▸ **Given problem**
Scan the records for the word "multiplied". Copy each line that includes it.

▸ **Entries shown**

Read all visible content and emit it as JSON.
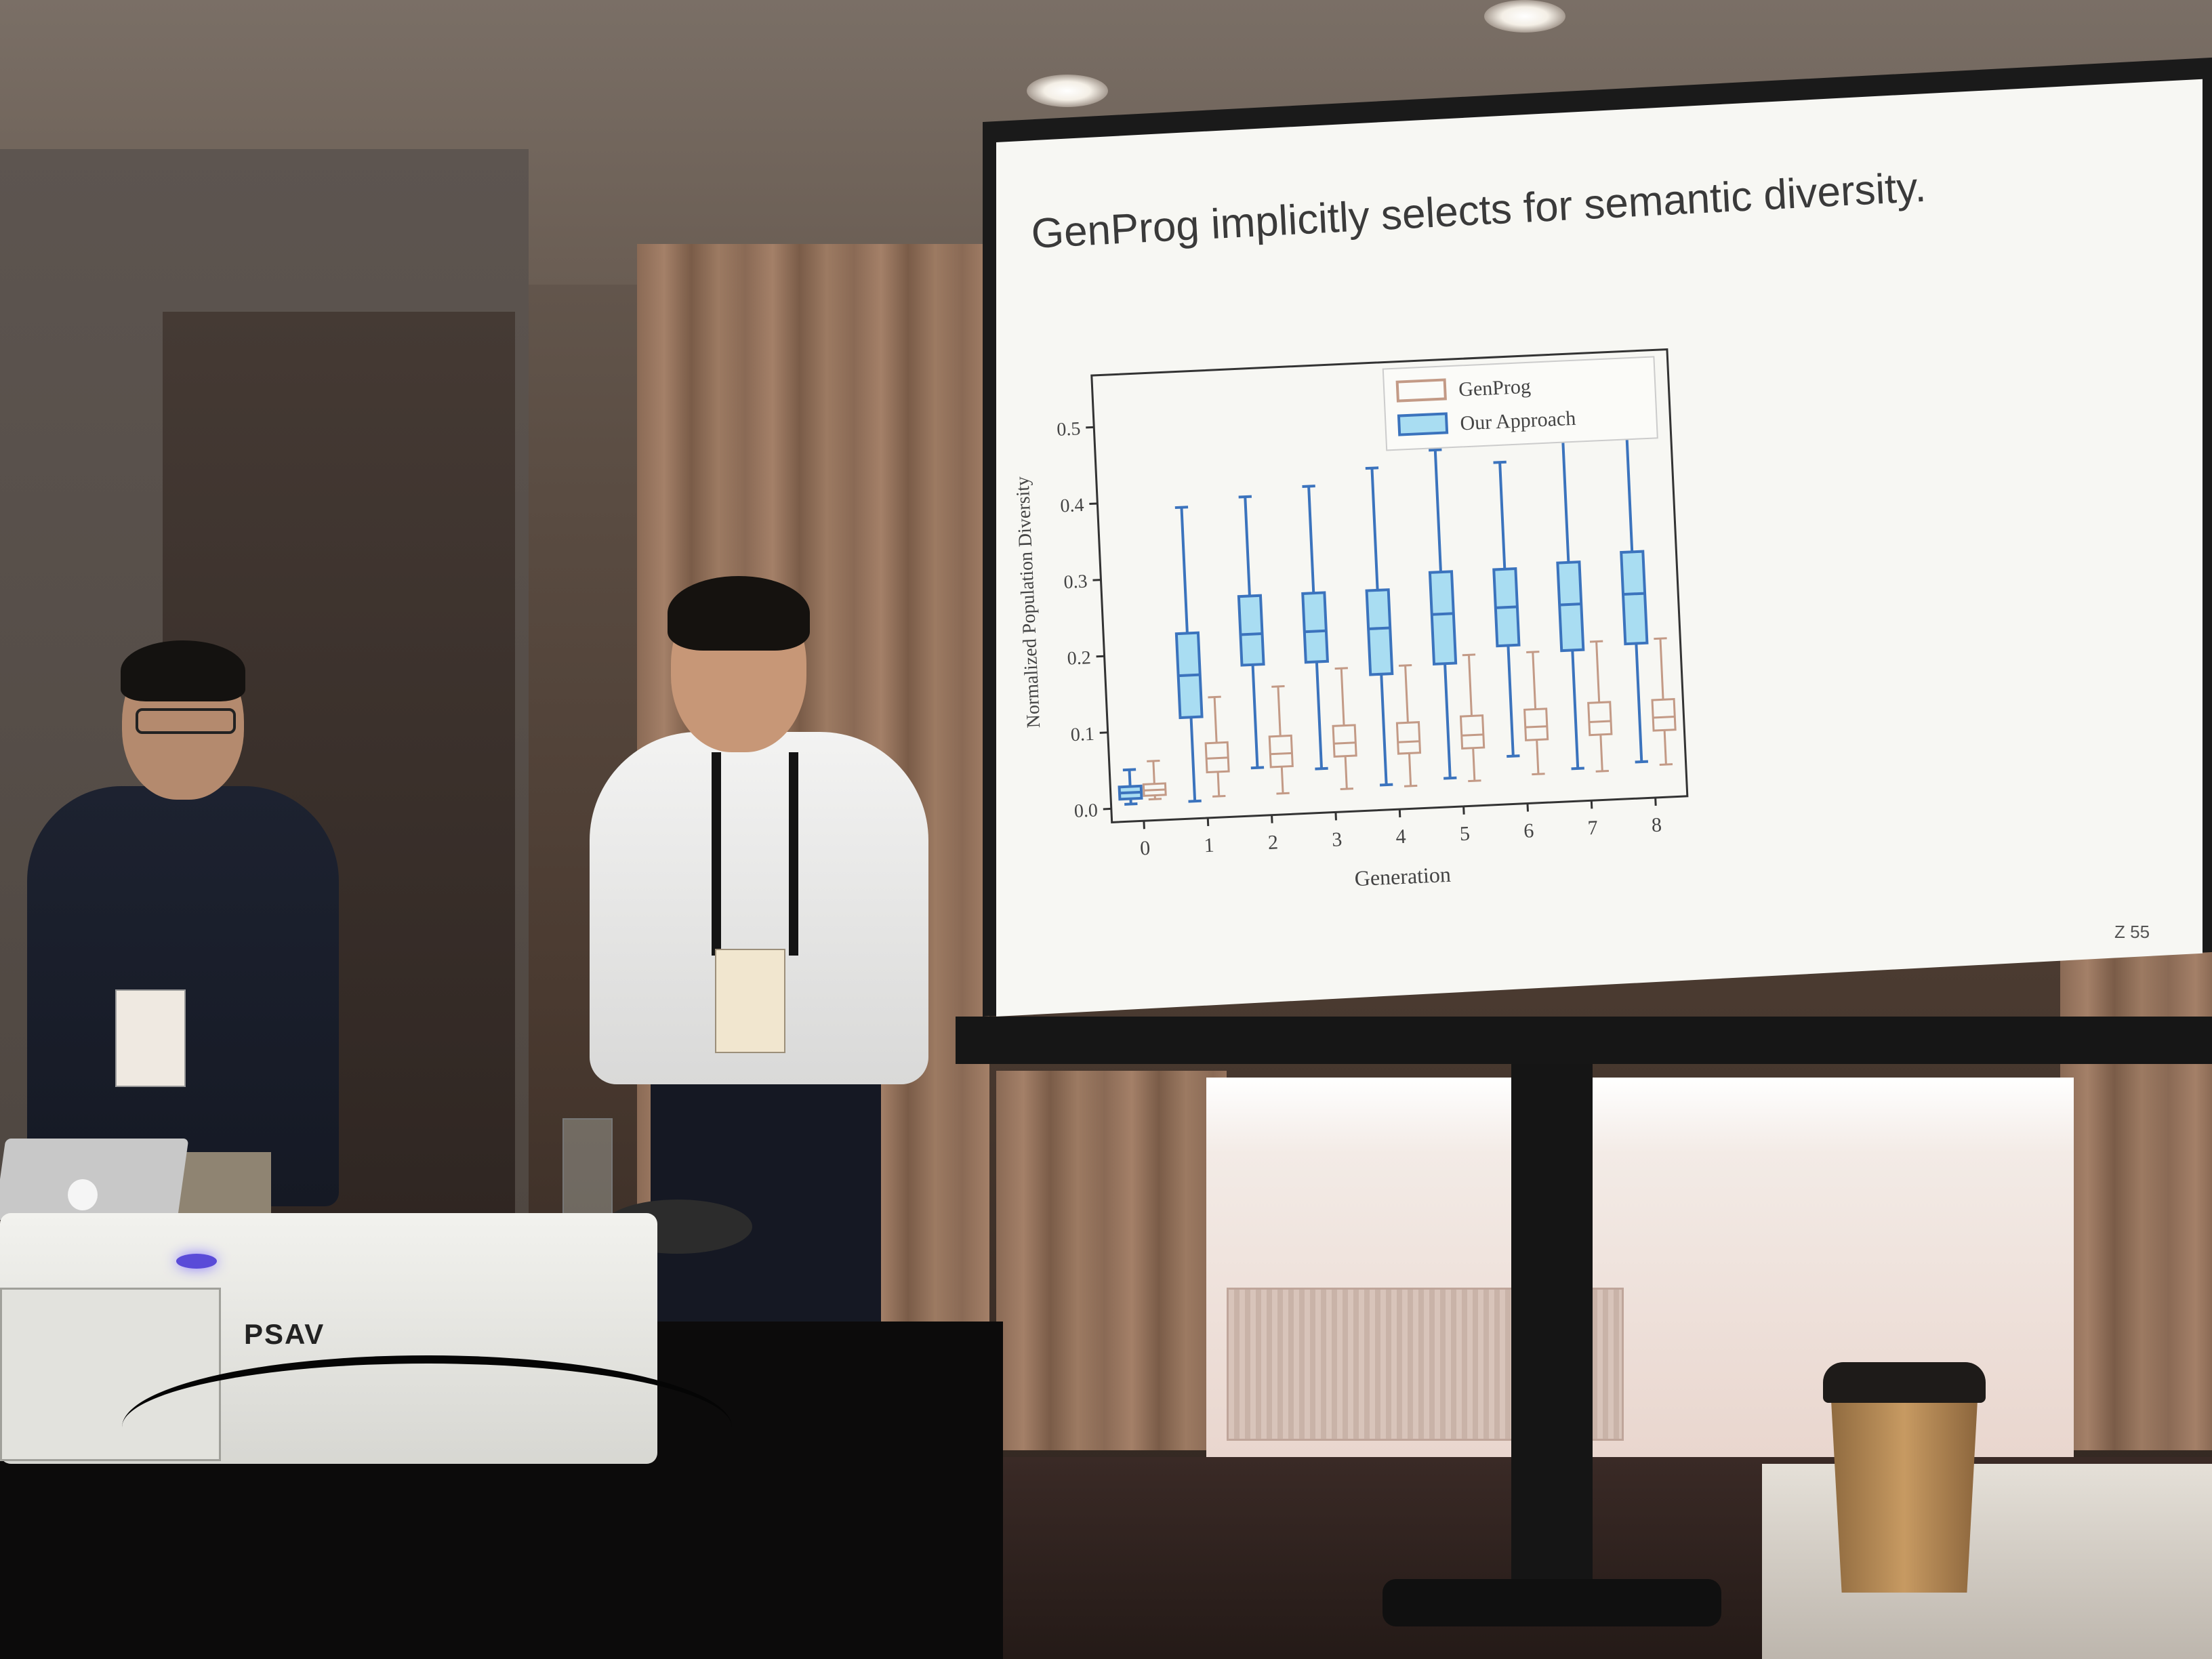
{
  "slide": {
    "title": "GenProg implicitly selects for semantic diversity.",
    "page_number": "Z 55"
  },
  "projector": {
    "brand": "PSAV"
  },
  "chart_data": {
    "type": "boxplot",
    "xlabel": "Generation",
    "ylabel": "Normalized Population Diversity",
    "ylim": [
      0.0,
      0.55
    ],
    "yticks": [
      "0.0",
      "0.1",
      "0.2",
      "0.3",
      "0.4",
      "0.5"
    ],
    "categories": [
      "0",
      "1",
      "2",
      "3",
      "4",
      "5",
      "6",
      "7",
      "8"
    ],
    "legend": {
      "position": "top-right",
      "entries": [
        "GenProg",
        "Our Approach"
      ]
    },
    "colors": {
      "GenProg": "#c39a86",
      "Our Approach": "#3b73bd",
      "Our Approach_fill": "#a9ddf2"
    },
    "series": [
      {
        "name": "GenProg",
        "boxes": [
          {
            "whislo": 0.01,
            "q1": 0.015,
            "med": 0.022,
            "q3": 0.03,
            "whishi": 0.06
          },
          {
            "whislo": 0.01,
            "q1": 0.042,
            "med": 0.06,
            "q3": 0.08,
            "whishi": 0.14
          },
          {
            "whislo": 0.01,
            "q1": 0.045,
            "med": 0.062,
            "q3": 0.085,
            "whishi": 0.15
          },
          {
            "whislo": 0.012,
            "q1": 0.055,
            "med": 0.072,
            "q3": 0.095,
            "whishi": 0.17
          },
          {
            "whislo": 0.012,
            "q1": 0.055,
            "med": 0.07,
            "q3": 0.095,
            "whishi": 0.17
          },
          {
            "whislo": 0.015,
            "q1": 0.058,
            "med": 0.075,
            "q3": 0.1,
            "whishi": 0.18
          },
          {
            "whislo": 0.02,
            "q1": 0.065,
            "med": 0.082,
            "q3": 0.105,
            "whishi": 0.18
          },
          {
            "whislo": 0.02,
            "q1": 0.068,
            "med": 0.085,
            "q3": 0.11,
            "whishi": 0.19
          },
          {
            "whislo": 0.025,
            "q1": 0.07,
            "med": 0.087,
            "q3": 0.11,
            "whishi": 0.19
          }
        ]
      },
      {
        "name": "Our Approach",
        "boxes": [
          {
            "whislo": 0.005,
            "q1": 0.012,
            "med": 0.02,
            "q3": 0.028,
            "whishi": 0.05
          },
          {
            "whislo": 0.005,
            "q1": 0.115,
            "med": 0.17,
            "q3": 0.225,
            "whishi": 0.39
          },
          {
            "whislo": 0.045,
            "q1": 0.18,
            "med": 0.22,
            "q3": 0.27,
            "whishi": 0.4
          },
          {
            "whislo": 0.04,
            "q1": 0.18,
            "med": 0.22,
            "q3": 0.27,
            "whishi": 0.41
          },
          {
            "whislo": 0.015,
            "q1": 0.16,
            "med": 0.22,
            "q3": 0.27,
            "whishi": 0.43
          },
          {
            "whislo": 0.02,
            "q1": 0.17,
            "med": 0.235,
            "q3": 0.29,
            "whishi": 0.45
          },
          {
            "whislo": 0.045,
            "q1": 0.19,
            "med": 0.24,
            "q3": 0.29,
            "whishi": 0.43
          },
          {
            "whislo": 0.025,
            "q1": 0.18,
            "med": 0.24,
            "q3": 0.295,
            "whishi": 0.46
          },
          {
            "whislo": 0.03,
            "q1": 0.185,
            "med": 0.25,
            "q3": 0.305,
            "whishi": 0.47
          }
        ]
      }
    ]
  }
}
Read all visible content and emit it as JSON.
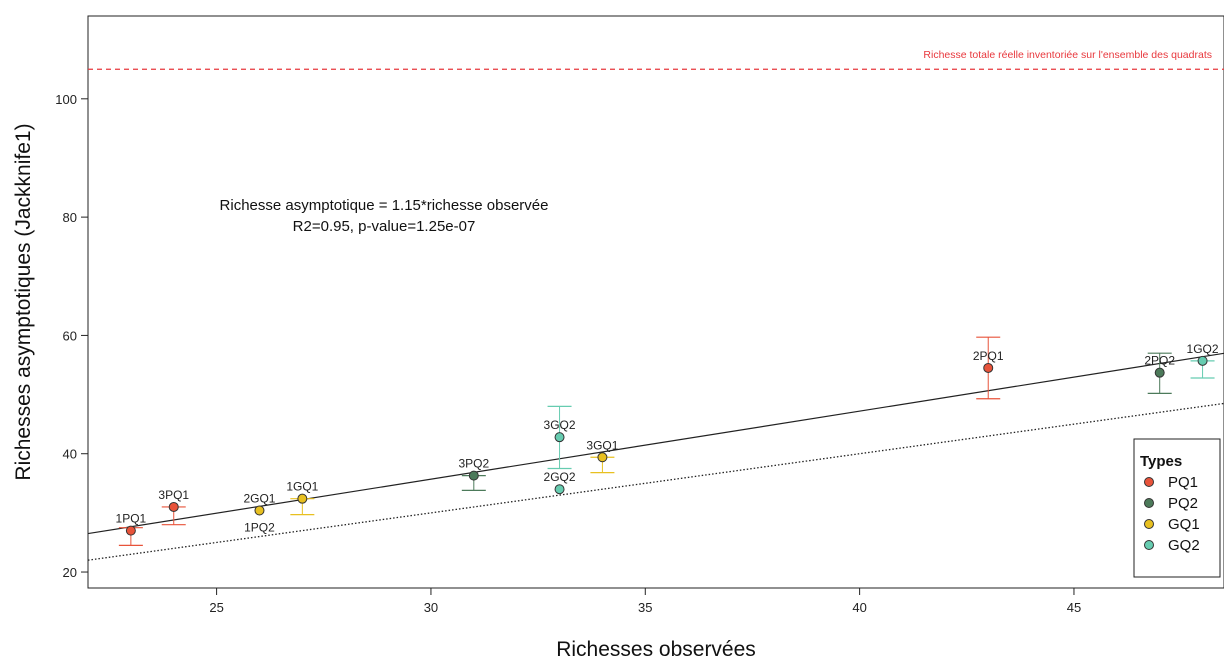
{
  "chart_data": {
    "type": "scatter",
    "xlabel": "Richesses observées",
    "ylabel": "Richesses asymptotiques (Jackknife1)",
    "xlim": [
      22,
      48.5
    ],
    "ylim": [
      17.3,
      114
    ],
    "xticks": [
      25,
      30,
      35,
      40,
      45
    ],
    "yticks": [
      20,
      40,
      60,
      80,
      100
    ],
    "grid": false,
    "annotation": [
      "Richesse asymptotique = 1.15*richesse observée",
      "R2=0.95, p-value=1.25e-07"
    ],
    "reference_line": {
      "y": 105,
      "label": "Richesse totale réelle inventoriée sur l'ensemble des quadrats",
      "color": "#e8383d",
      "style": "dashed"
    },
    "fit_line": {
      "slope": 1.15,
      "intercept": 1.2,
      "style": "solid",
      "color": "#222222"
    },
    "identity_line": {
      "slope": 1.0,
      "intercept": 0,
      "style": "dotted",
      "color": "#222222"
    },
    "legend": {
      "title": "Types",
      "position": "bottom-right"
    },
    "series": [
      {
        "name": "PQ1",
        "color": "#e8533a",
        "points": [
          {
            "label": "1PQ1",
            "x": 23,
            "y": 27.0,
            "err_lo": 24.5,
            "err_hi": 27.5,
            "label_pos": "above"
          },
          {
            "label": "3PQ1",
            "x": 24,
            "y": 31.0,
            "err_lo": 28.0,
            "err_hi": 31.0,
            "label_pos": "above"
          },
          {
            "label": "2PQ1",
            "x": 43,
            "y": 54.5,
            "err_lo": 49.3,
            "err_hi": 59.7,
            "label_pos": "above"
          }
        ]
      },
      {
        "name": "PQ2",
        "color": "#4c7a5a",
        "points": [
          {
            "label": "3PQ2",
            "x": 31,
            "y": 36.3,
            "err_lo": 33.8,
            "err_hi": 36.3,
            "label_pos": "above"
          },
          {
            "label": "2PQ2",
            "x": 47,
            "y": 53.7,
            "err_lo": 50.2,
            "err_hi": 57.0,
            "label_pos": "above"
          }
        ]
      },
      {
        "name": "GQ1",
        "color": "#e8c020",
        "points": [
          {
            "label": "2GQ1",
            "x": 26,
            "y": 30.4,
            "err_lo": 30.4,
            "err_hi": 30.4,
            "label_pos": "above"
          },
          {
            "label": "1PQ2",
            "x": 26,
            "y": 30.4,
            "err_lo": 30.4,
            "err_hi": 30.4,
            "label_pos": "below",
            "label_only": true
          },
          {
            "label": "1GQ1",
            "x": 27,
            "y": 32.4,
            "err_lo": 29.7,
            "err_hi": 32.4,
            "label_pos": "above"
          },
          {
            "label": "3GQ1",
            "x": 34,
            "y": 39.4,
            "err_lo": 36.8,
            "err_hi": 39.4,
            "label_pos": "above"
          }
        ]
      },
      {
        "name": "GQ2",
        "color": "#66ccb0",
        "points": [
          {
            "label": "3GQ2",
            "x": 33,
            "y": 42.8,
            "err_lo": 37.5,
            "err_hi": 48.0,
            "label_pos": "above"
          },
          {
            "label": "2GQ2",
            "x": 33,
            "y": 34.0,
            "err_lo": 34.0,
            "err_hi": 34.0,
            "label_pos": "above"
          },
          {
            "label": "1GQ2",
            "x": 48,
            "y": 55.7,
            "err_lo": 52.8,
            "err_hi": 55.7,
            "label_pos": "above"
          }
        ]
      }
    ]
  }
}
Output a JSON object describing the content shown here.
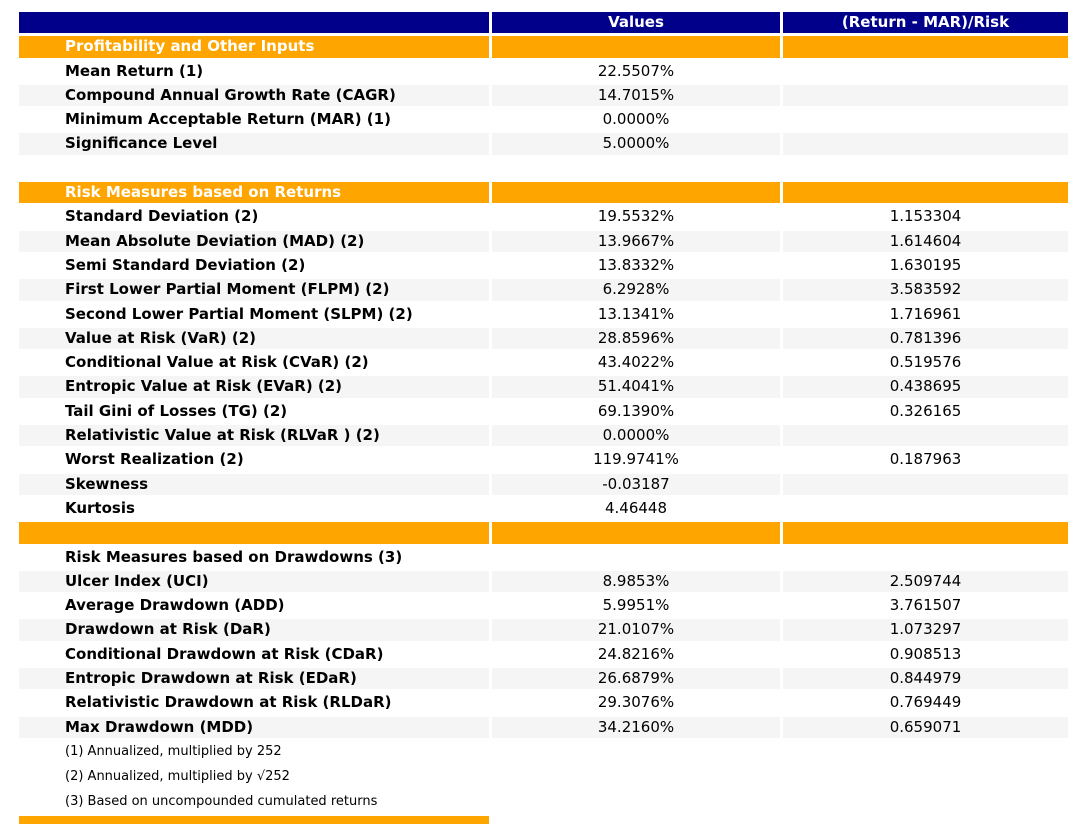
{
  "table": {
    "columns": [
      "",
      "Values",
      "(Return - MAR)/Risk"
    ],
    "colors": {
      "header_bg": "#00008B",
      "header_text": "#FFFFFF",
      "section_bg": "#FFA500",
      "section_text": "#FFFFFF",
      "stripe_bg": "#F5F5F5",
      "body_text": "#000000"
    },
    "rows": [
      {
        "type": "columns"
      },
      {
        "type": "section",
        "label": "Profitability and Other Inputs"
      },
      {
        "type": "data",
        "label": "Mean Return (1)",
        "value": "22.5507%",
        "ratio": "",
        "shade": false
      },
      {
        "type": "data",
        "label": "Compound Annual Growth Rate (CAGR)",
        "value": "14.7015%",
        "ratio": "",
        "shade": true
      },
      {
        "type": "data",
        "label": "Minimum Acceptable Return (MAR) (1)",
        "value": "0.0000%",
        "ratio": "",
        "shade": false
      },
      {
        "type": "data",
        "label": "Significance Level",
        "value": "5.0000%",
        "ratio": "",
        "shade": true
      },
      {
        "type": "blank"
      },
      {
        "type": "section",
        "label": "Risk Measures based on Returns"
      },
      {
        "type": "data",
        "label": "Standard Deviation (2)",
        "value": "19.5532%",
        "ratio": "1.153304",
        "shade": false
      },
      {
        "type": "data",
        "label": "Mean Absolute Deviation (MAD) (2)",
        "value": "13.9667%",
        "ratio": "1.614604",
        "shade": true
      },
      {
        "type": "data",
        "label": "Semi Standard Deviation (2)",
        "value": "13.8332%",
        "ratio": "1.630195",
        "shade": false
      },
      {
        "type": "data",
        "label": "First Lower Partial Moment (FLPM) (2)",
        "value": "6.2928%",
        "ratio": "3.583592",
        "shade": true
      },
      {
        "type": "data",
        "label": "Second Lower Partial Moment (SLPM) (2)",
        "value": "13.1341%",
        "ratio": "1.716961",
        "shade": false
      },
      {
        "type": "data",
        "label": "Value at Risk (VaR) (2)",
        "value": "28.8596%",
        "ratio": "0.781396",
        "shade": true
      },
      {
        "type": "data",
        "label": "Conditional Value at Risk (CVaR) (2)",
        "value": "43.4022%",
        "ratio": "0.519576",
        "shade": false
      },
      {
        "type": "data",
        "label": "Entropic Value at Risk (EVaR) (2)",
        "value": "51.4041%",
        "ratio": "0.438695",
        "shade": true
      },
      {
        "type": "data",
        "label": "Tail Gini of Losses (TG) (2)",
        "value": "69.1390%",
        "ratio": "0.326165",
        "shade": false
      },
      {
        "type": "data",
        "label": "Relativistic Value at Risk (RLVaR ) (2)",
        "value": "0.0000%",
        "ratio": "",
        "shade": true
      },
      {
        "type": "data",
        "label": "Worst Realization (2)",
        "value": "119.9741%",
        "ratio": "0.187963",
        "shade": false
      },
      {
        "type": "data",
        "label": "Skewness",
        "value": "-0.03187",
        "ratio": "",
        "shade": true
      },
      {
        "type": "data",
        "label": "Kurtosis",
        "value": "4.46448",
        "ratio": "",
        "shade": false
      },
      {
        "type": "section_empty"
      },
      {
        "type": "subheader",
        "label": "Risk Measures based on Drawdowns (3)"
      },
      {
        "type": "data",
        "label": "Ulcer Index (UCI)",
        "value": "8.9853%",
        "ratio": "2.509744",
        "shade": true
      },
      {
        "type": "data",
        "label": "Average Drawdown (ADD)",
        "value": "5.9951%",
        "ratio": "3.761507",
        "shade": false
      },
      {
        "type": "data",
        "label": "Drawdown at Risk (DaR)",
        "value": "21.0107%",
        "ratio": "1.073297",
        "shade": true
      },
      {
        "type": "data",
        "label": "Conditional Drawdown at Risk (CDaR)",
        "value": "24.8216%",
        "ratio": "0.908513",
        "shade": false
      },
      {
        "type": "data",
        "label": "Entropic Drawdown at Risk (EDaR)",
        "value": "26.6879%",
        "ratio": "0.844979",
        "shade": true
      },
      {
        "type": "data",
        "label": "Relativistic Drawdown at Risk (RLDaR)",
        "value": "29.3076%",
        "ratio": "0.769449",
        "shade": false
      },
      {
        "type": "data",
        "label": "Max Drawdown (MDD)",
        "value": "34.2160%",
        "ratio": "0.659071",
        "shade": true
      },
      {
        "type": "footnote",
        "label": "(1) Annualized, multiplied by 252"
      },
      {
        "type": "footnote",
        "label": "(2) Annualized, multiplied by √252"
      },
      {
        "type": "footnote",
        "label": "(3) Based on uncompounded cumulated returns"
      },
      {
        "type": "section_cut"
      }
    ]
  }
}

▸ **Exercise response**
        "label": "(1) Annualized, multiplied by 252"
        "label": "(2) Annualized, multiplied by √252"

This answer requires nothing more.